====== Given records

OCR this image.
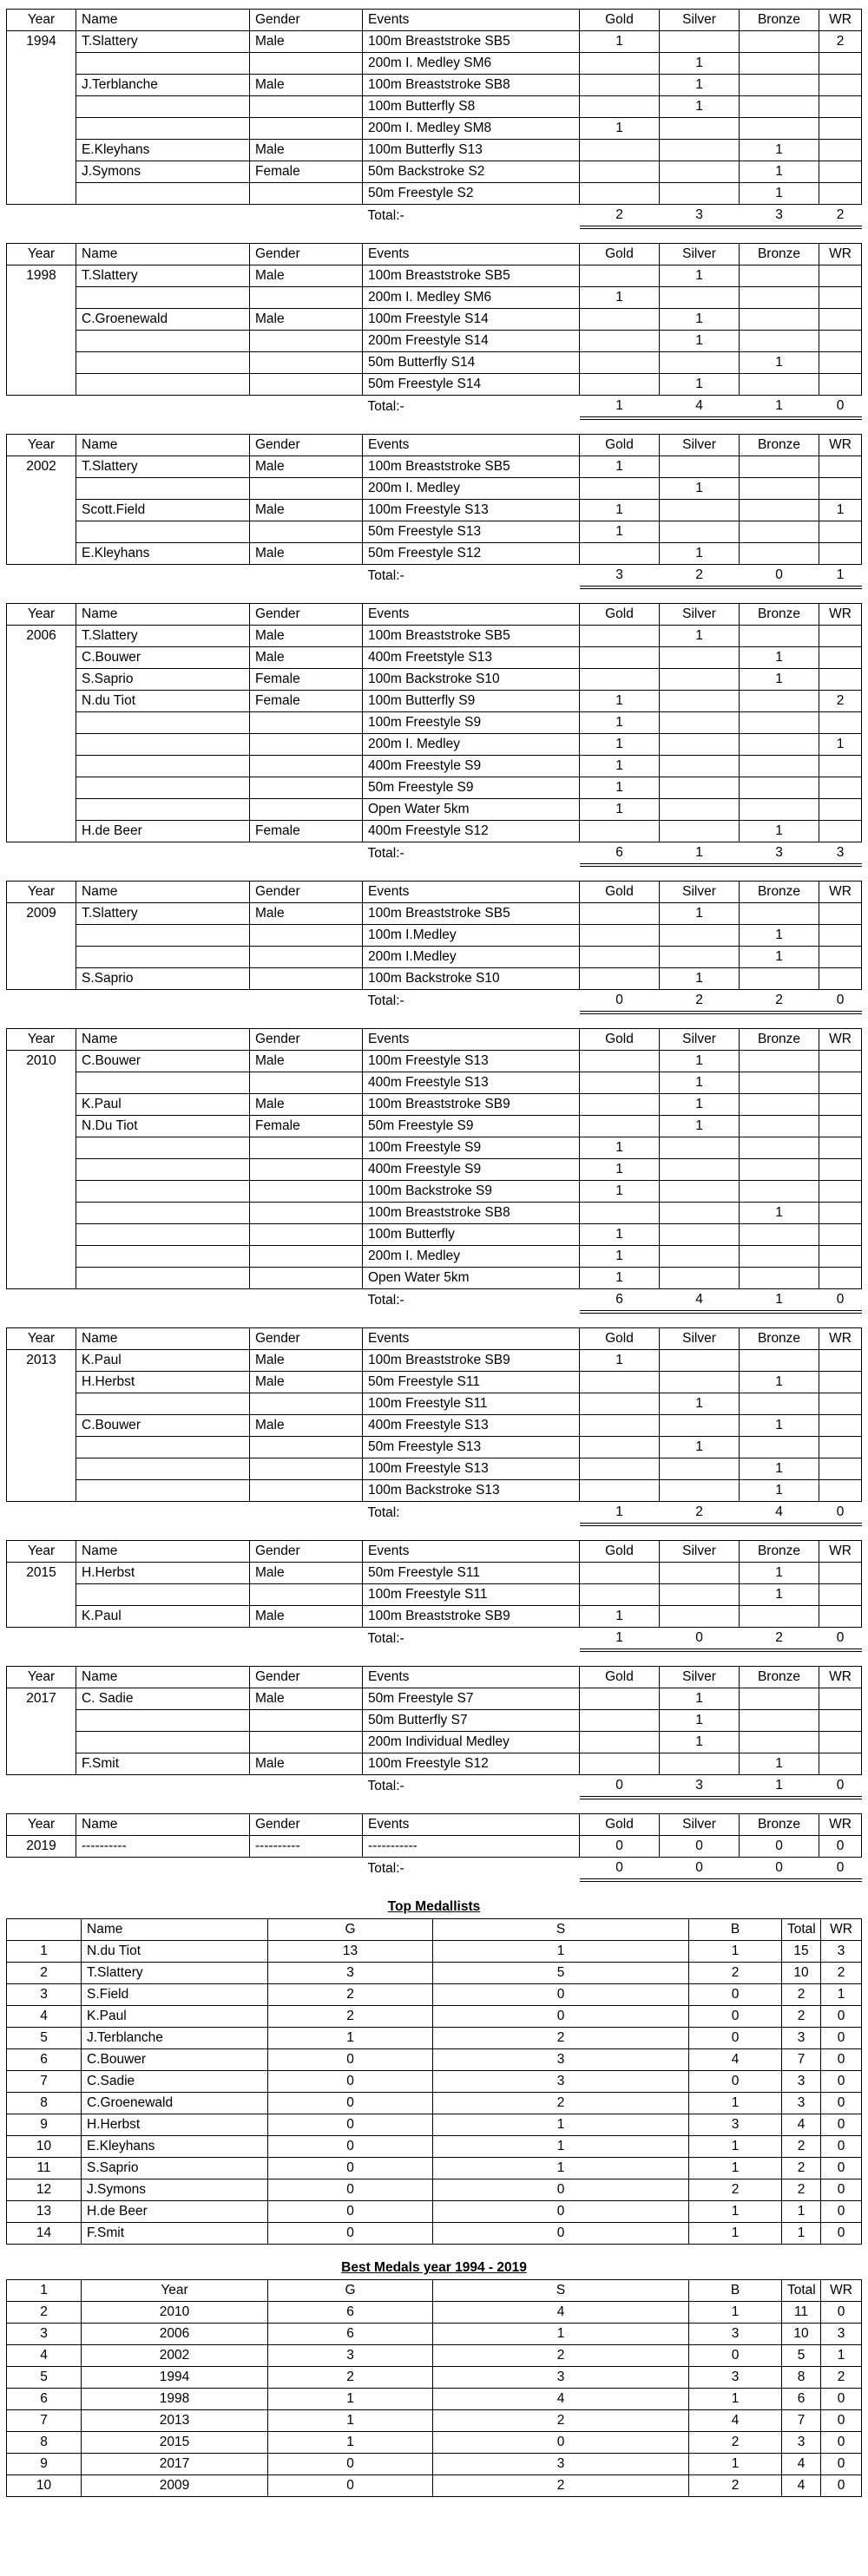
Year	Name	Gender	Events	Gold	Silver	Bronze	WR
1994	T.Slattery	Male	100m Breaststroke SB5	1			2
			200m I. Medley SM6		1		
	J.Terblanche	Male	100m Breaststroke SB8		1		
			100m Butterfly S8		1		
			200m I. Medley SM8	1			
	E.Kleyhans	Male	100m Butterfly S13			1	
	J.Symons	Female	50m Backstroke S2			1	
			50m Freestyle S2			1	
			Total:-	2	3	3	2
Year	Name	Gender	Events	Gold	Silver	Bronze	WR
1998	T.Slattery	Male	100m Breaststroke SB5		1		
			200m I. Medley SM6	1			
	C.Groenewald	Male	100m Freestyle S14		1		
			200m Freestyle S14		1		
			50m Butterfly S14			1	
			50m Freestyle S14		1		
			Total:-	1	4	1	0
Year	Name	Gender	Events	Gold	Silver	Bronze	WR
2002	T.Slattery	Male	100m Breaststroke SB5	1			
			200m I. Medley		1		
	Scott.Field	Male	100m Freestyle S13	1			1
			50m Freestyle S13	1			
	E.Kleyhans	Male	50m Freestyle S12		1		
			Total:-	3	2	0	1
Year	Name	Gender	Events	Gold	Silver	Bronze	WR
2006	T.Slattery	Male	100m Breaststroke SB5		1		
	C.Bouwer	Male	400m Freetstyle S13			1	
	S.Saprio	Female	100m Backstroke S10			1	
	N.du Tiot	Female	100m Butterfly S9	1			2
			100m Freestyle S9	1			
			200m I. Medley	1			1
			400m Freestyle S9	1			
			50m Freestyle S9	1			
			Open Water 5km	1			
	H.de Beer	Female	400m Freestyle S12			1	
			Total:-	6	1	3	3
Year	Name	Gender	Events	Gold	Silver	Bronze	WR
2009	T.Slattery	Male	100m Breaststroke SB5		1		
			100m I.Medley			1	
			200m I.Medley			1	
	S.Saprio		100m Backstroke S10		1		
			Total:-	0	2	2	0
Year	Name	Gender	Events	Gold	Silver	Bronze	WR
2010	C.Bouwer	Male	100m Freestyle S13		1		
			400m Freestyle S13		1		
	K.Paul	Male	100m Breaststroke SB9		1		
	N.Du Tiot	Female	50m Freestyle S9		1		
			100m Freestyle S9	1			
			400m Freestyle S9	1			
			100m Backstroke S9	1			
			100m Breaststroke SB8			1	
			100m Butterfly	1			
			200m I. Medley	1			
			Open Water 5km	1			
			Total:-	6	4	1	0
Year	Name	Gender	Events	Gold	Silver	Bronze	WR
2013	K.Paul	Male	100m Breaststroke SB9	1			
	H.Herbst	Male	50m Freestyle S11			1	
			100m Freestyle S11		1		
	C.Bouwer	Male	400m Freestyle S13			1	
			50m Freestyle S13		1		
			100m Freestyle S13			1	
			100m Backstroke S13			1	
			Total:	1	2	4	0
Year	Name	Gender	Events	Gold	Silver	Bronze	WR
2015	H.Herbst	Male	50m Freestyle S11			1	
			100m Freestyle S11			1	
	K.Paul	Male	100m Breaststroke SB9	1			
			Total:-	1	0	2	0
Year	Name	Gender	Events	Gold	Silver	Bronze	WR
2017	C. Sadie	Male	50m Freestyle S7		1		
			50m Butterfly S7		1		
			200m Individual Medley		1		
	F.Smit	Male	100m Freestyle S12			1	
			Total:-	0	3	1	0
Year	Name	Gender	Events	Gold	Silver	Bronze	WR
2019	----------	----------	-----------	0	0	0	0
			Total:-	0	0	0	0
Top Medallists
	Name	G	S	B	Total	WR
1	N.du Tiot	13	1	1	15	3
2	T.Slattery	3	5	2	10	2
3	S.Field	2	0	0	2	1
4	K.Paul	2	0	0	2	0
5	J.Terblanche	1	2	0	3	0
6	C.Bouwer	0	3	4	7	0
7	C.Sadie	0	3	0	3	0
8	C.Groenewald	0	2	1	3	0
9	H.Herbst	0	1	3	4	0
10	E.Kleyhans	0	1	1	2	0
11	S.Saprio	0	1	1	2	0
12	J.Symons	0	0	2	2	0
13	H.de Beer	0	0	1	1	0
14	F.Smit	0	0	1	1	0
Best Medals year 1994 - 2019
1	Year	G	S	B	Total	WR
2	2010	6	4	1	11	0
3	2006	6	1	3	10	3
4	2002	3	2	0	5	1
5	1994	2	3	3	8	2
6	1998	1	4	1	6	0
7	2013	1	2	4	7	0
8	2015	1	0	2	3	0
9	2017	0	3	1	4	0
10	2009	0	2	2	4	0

============
====== Given records

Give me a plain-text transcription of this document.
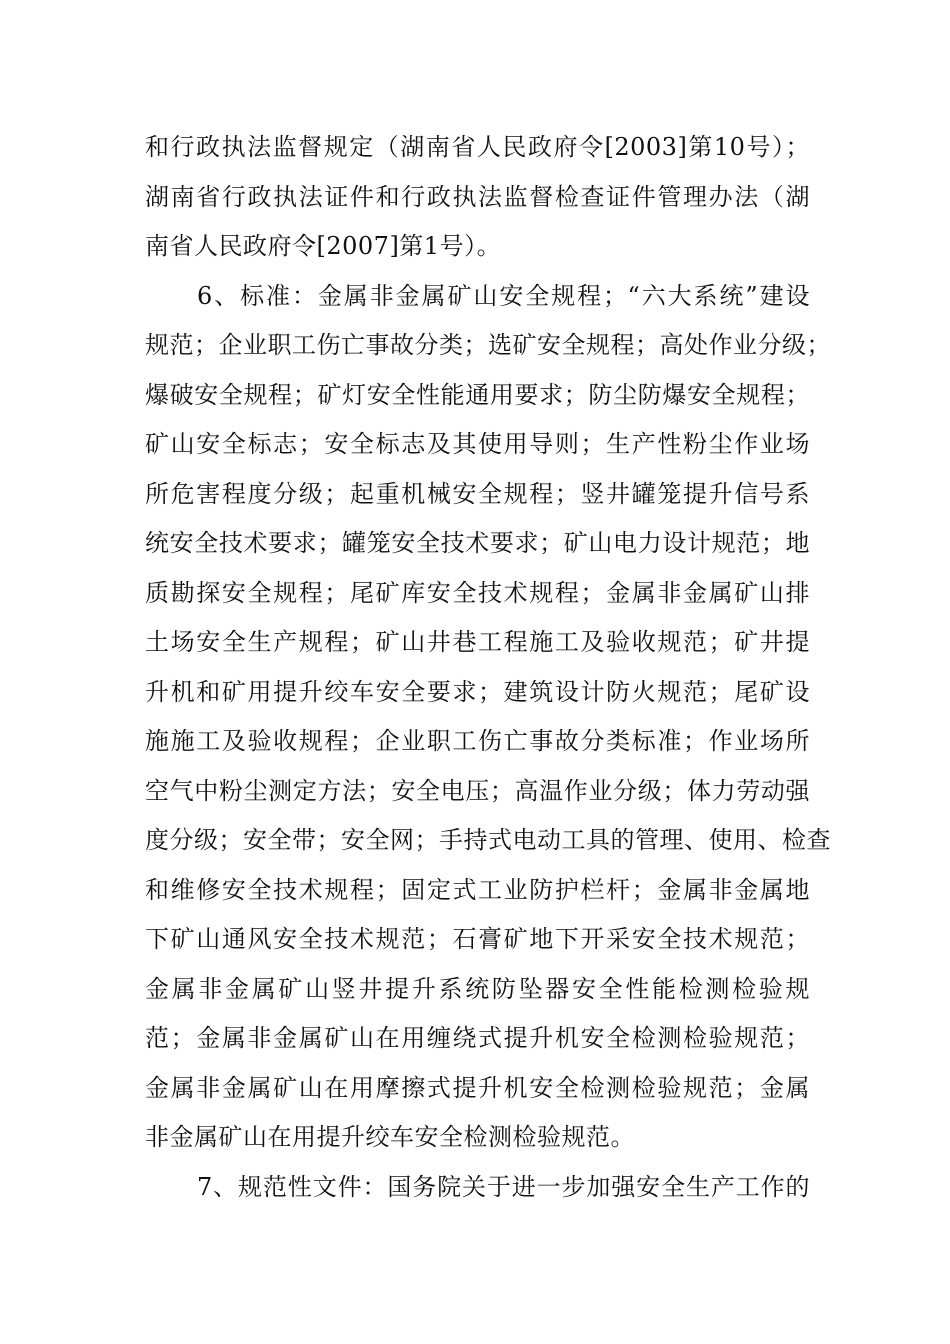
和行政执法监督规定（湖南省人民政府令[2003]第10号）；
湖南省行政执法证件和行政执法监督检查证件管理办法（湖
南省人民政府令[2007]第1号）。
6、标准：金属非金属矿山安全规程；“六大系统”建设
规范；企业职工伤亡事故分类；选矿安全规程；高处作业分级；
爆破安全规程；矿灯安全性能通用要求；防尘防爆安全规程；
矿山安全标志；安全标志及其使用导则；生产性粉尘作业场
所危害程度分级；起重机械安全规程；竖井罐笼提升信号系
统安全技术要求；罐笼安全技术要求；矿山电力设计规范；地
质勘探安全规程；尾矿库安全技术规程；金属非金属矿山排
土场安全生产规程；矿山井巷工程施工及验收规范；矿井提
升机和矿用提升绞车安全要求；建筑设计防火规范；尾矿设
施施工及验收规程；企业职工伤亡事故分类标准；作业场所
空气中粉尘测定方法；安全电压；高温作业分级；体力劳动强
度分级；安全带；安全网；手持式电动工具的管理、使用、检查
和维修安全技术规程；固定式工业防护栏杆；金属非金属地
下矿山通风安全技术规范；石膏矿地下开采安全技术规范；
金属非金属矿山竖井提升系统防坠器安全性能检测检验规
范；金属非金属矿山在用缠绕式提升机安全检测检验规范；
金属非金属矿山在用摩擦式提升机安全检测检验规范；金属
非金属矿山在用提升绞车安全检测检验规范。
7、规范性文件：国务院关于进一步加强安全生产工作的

============

** Do this **
Search the entries for the word "Terblanche", then list each line that holds it.

** Task result **
	J.Terblanche	Male	100m Breaststroke SB8		1		
5	J.Terblanche	1	2	0	3	0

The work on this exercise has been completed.